Task to carry out:
Restate the listing that follows word for word, without its pictures.

■ ■ ■ ■

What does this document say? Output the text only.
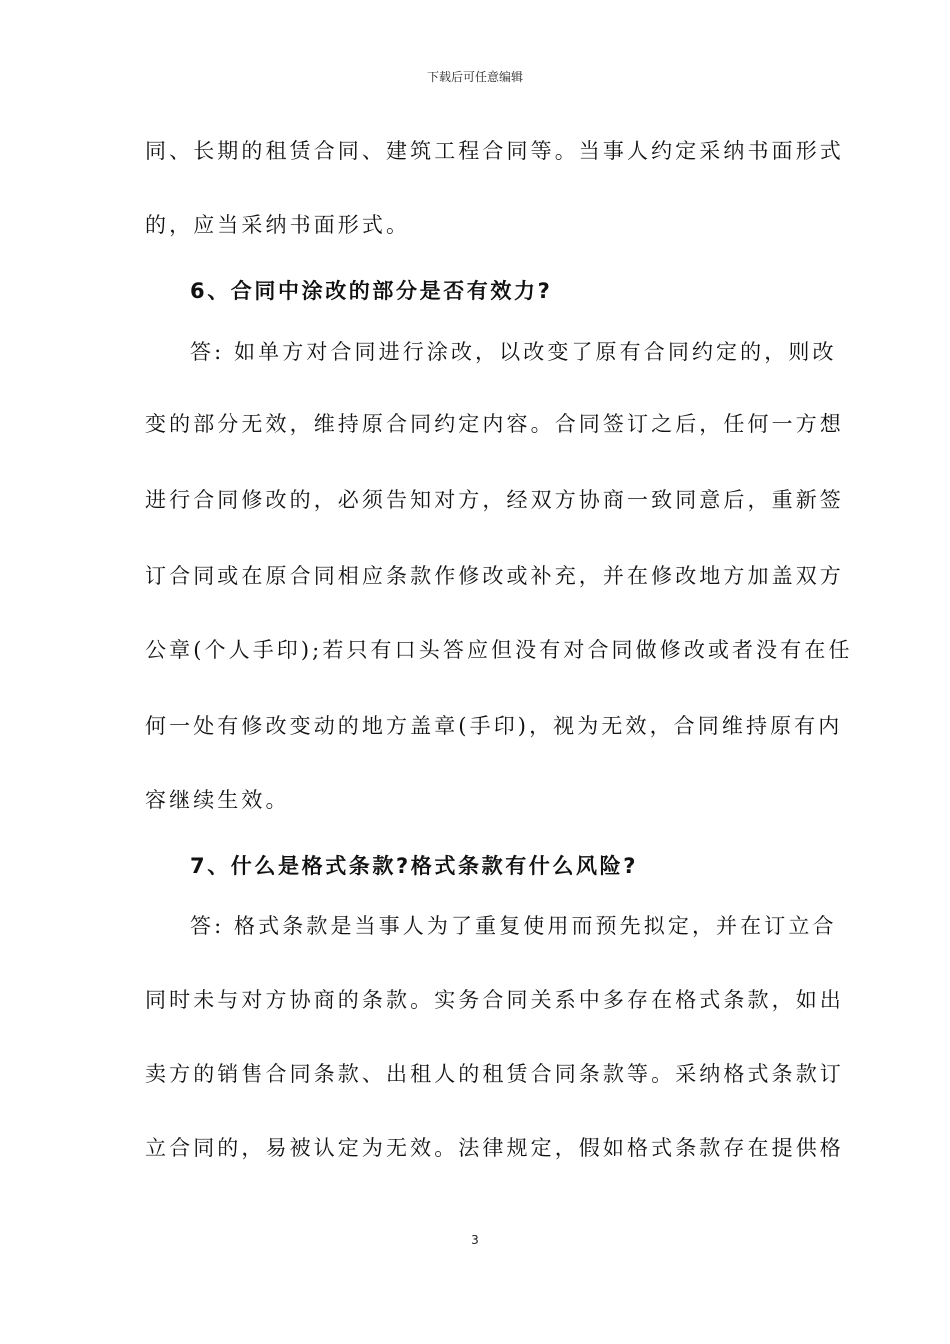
下载后可任意编辑
同、长期的租赁合同、建筑工程合同等。当事人约定采纳书面形式
的，应当采纳书面形式。
6、合同中涂改的部分是否有效力?
答: 如单方对合同进行涂改，以改变了原有合同约定的，则改
变的部分无效，维持原合同约定内容。合同签订之后，任何一方想
进行合同修改的，必须告知对方，经双方协商一致同意后，重新签
订合同或在原合同相应条款作修改或补充，并在修改地方加盖双方
公章(个人手印);若只有口头答应但没有对合同做修改或者没有在任
何一处有修改变动的地方盖章(手印)，视为无效，合同维持原有内
容继续生效。
7、什么是格式条款?格式条款有什么风险?
答: 格式条款是当事人为了重复使用而预先拟定，并在订立合
同时未与对方协商的条款。实务合同关系中多存在格式条款，如出
卖方的销售合同条款、出租人的租赁合同条款等。采纳格式条款订
立合同的，易被认定为无效。法律规定，假如格式条款存在提供格
3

■ ■ ■ ■

Exercise response:
What does this document say? Output the text only.
下载后可任意编辑
同、长期的租赁合同、建筑工程合同等。当事人约定采纳书面形式
的，应当采纳书面形式。
6、合同中涂改的部分是否有效力?
答: 如单方对合同进行涂改，以改变了原有合同约定的，则改
变的部分无效，维持原合同约定内容。合同签订之后，任何一方想
进行合同修改的，必须告知对方，经双方协商一致同意后，重新签
订合同或在原合同相应条款作修改或补充，并在修改地方加盖双方
公章(个人手印);若只有口头答应但没有对合同做修改或者没有在任
何一处有修改变动的地方盖章(手印)，视为无效，合同维持原有内
容继续生效。
7、什么是格式条款?格式条款有什么风险?
答: 格式条款是当事人为了重复使用而预先拟定，并在订立合
同时未与对方协商的条款。实务合同关系中多存在格式条款，如出
卖方的销售合同条款、出租人的租赁合同条款等。采纳格式条款订
立合同的，易被认定为无效。法律规定，假如格式条款存在提供格
3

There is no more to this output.